*WRITTEN REQUEST:* Locate each line of the material that contains "Adjusted", then return it.

⁂

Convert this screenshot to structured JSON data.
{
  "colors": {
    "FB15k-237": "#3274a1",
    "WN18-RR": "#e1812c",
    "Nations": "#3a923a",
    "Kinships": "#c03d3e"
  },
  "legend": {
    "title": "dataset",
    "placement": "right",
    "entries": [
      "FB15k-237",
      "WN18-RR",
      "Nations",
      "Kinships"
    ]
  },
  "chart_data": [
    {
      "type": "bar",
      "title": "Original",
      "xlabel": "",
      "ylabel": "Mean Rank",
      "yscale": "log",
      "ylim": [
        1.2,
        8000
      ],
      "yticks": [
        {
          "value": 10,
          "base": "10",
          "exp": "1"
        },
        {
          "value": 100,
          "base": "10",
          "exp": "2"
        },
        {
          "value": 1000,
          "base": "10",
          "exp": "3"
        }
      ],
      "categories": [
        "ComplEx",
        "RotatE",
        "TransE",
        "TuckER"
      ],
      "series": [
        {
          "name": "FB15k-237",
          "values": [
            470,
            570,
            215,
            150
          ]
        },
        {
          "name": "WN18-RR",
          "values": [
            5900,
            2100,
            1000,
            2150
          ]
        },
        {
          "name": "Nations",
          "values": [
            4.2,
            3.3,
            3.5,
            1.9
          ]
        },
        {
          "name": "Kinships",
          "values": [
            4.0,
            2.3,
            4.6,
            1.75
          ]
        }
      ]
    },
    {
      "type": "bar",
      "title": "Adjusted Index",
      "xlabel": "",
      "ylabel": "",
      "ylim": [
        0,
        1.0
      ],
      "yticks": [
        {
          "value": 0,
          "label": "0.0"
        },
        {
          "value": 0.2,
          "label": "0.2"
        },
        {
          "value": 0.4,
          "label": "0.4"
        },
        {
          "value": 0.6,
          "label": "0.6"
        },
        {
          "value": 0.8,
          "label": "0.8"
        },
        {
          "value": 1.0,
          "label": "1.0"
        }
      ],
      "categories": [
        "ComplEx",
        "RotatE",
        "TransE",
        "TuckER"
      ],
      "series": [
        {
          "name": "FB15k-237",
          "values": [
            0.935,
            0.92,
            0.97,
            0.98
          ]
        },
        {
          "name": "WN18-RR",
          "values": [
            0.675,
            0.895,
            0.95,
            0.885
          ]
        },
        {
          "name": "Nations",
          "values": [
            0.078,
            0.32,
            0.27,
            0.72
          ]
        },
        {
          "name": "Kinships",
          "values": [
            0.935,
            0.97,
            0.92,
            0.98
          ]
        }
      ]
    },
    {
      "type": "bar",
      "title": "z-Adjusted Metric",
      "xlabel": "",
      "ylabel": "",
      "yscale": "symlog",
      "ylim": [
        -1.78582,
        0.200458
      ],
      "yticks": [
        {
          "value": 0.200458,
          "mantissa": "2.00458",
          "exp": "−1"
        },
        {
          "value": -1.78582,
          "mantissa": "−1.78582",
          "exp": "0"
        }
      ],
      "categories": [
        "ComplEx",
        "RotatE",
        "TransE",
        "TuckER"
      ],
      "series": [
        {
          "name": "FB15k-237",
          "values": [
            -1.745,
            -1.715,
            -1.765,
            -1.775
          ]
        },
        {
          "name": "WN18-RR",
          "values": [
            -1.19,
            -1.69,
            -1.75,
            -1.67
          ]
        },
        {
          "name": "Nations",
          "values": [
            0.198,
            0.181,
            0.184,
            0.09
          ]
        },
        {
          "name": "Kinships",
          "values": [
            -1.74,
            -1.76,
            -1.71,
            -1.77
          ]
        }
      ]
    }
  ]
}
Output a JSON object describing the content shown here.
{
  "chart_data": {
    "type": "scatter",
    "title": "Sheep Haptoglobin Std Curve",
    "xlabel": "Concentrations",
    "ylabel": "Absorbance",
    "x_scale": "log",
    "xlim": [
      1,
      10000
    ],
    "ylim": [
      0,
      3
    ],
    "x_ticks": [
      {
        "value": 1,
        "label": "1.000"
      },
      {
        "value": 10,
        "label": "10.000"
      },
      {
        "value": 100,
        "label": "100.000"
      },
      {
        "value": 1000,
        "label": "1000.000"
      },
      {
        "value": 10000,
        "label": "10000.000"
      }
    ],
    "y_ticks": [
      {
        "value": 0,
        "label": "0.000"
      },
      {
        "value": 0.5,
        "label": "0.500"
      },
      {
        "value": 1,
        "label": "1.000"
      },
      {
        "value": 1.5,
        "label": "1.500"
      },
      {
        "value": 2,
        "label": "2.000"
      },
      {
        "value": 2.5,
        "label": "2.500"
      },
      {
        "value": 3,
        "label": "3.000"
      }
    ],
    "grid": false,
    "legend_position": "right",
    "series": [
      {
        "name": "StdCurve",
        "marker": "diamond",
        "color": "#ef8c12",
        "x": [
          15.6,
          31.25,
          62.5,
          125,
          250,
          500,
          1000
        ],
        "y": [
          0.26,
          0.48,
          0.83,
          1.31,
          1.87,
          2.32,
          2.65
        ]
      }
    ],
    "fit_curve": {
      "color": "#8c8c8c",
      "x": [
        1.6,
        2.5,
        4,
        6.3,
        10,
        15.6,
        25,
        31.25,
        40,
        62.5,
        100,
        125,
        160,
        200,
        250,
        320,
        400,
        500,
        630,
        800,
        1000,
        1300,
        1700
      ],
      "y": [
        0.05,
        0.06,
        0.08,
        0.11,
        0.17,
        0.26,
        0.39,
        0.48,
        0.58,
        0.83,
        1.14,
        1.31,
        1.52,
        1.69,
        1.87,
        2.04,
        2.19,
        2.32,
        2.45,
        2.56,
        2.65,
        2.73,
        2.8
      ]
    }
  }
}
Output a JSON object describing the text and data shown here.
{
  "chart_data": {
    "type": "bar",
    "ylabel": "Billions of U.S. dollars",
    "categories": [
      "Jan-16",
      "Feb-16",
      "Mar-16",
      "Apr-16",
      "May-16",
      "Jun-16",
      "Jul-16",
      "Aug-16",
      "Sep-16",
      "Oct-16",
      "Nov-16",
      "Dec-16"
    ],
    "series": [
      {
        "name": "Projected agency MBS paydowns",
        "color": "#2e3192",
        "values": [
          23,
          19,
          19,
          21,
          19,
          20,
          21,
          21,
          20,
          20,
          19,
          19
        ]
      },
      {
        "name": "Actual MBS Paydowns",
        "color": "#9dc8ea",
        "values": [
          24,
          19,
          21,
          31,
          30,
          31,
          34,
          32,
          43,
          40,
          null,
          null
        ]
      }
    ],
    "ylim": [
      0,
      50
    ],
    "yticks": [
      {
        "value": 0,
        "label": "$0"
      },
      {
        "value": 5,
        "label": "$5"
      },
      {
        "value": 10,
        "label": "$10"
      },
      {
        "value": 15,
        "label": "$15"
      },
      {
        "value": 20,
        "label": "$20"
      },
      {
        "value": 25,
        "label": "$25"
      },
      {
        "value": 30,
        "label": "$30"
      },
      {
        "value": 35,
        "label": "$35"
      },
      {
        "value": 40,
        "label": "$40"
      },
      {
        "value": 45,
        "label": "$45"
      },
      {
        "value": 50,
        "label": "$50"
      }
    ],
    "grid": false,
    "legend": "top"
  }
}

⁂

*ANSWER TO THIS TASK:*
      "title": "Adjusted Index",
      "title": "z-Adjusted Metric",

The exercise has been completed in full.